[Start]
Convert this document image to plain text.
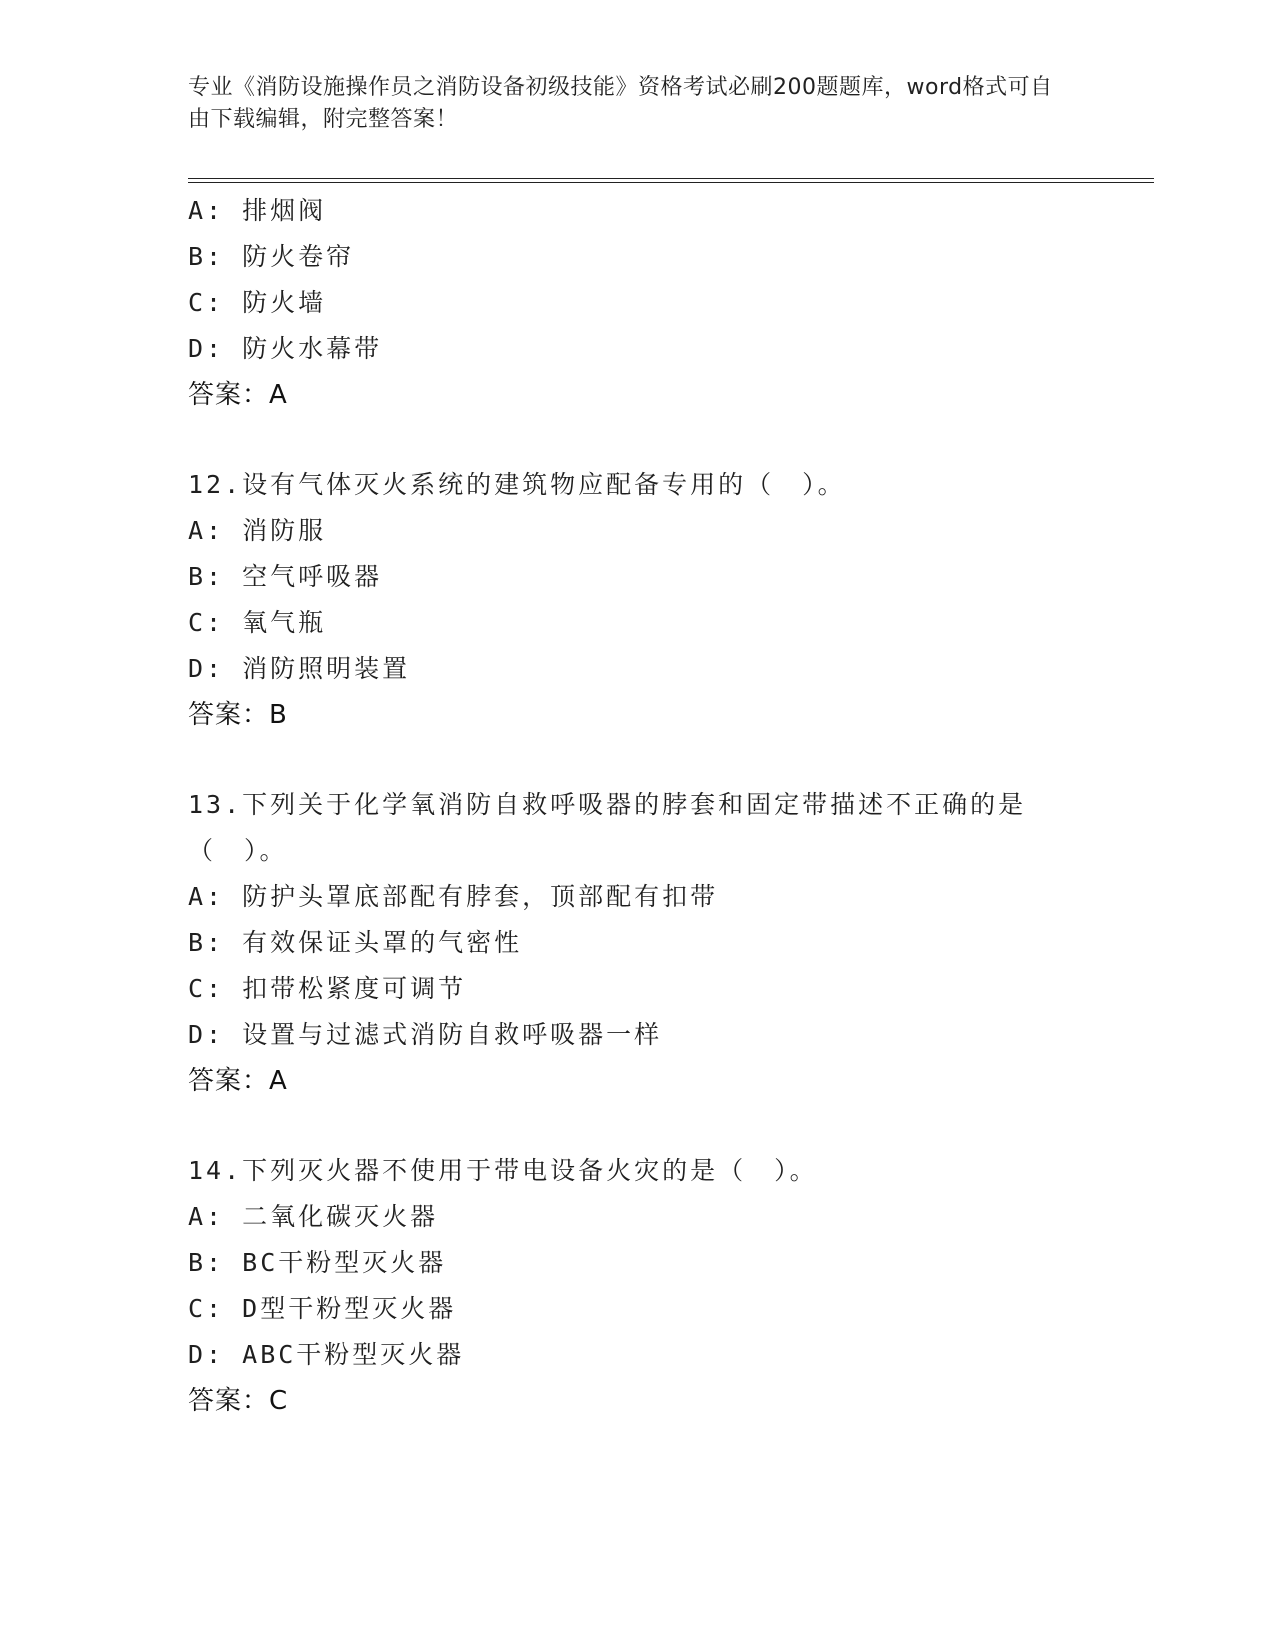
专业《消防设施操作员之消防设备初级技能》资格考试必刷200题题库，word格式可自由下载编辑，附完整答案！
A: 排烟阀
B: 防火卷帘
C: 防火墙
D: 防火水幕带
答案：A
12.设有气体灭火系统的建筑物应配备专用的（　）。
A: 消防服
B: 空气呼吸器
C: 氧气瓶
D: 消防照明装置
答案：B
13.下列关于化学氧消防自救呼吸器的脖套和固定带描述不正确的是（　）。
A: 防护头罩底部配有脖套，顶部配有扣带
B: 有效保证头罩的气密性
C: 扣带松紧度可调节
D: 设置与过滤式消防自救呼吸器一样
答案：A
14.下列灭火器不使用于带电设备火灾的是（　）。
A: 二氧化碳灭火器
B: BC干粉型灭火器
C: D型干粉型灭火器
D: ABC干粉型灭火器
答案：C
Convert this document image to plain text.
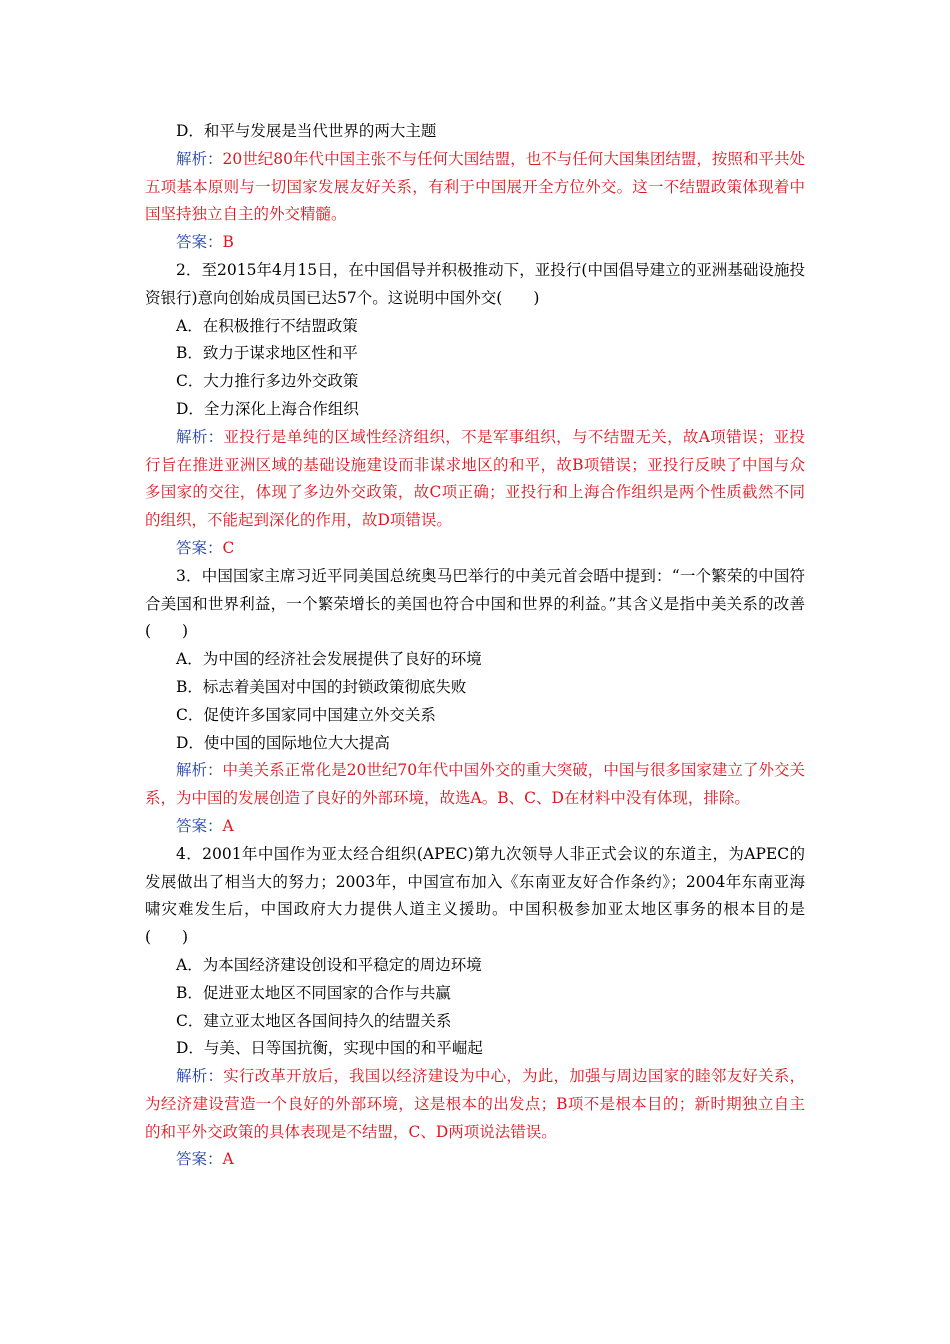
D．和平与发展是当代世界的两大主题

解析：20世纪80年代中国主张不与任何大国结盟，也不与任何大国集团结盟，按照和平共处五项基本原则与一切国家发展友好关系，有利于中国展开全方位外交。这一不结盟政策体现着中国坚持独立自主的外交精髓。

答案：B

2．至2015年4月15日，在中国倡导并积极推动下，亚投行(中国倡导建立的亚洲基础设施投资银行)意向创始成员国已达57个。这说明中国外交(　　)

A．在积极推行不结盟政策

B．致力于谋求地区性和平

C．大力推行多边外交政策

D．全力深化上海合作组织

解析：亚投行是单纯的区域性经济组织，不是军事组织，与不结盟无关，故A项错误；亚投行旨在推进亚洲区域的基础设施建设而非谋求地区的和平，故B项错误；亚投行反映了中国与众多国家的交往，体现了多边外交政策，故C项正确；亚投行和上海合作组织是两个性质截然不同的组织，不能起到深化的作用，故D项错误。

答案：C

3．中国国家主席习近平同美国总统奥马巴举行的中美元首会晤中提到：“一个繁荣的中国符合美国和世界利益，一个繁荣增长的美国也符合中国和世界的利益。”其含义是指中美关系的改善(　　)

A．为中国的经济社会发展提供了良好的环境

B．标志着美国对中国的封锁政策彻底失败

C．促使许多国家同中国建立外交关系

D．使中国的国际地位大大提高

解析：中美关系正常化是20世纪70年代中国外交的重大突破，中国与很多国家建立了外交关系，为中国的发展创造了良好的外部环境，故选A。B、C、D在材料中没有体现，排除。

答案：A

4．2001年中国作为亚太经合组织(APEC)第九次领导人非正式会议的东道主，为APEC的发展做出了相当大的努力；2003年，中国宣布加入《东南亚友好合作条约》；2004年东南亚海啸灾难发生后，中国政府大力提供人道主义援助。中国积极参加亚太地区事务的根本目的是(　　)

A．为本国经济建设创设和平稳定的周边环境

B．促进亚太地区不同国家的合作与共赢

C．建立亚太地区各国间持久的结盟关系

D．与美、日等国抗衡，实现中国的和平崛起

解析：实行改革开放后，我国以经济建设为中心，为此，加强与周边国家的睦邻友好关系，为经济建设营造一个良好的外部环境，这是根本的出发点；B项不是根本目的；新时期独立自主的和平外交政策的具体表现是不结盟，C、D两项说法错误。

答案：A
[End]
DIRECTIONS: Return all the entries word for word, but omit any pictures they contain.

THE OUTPUT:
Convert this document image to plain text.
专业《消防设施操作员之消防设备初级技能》资格考试必刷200题题库，word格式可自由下载编辑，附完整答案！
A: 排烟阀
B: 防火卷帘
C: 防火墙
D: 防火水幕带
答案：A
12.设有气体灭火系统的建筑物应配备专用的（　）。
A: 消防服
B: 空气呼吸器
C: 氧气瓶
D: 消防照明装置
答案：B
13.下列关于化学氧消防自救呼吸器的脖套和固定带描述不正确的是（　）。
A: 防护头罩底部配有脖套，顶部配有扣带
B: 有效保证头罩的气密性
C: 扣带松紧度可调节
D: 设置与过滤式消防自救呼吸器一样
答案：A
14.下列灭火器不使用于带电设备火灾的是（　）。
A: 二氧化碳灭火器
B: BC干粉型灭火器
C: D型干粉型灭火器
D: ABC干粉型灭火器
答案：C
Convert this document image to plain text.
D．和平与发展是当代世界的两大主题

解析：20世纪80年代中国主张不与任何大国结盟，也不与任何大国集团结盟，按照和平共处五项基本原则与一切国家发展友好关系，有利于中国展开全方位外交。这一不结盟政策体现着中国坚持独立自主的外交精髓。

答案：B

2．至2015年4月15日，在中国倡导并积极推动下，亚投行(中国倡导建立的亚洲基础设施投资银行)意向创始成员国已达57个。这说明中国外交(　　)

A．在积极推行不结盟政策

B．致力于谋求地区性和平

C．大力推行多边外交政策

D．全力深化上海合作组织

解析：亚投行是单纯的区域性经济组织，不是军事组织，与不结盟无关，故A项错误；亚投行旨在推进亚洲区域的基础设施建设而非谋求地区的和平，故B项错误；亚投行反映了中国与众多国家的交往，体现了多边外交政策，故C项正确；亚投行和上海合作组织是两个性质截然不同的组织，不能起到深化的作用，故D项错误。

答案：C

3．中国国家主席习近平同美国总统奥马巴举行的中美元首会晤中提到：“一个繁荣的中国符合美国和世界利益，一个繁荣增长的美国也符合中国和世界的利益。”其含义是指中美关系的改善(　　)

A．为中国的经济社会发展提供了良好的环境

B．标志着美国对中国的封锁政策彻底失败

C．促使许多国家同中国建立外交关系

D．使中国的国际地位大大提高

解析：中美关系正常化是20世纪70年代中国外交的重大突破，中国与很多国家建立了外交关系，为中国的发展创造了良好的外部环境，故选A。B、C、D在材料中没有体现，排除。

答案：A

4．2001年中国作为亚太经合组织(APEC)第九次领导人非正式会议的东道主，为APEC的发展做出了相当大的努力；2003年，中国宣布加入《东南亚友好合作条约》；2004年东南亚海啸灾难发生后，中国政府大力提供人道主义援助。中国积极参加亚太地区事务的根本目的是(　　)

A．为本国经济建设创设和平稳定的周边环境

B．促进亚太地区不同国家的合作与共赢

C．建立亚太地区各国间持久的结盟关系

D．与美、日等国抗衡，实现中国的和平崛起

解析：实行改革开放后，我国以经济建设为中心，为此，加强与周边国家的睦邻友好关系，为经济建设营造一个良好的外部环境，这是根本的出发点；B项不是根本目的；新时期独立自主的和平外交政策的具体表现是不结盟，C、D两项说法错误。

答案：A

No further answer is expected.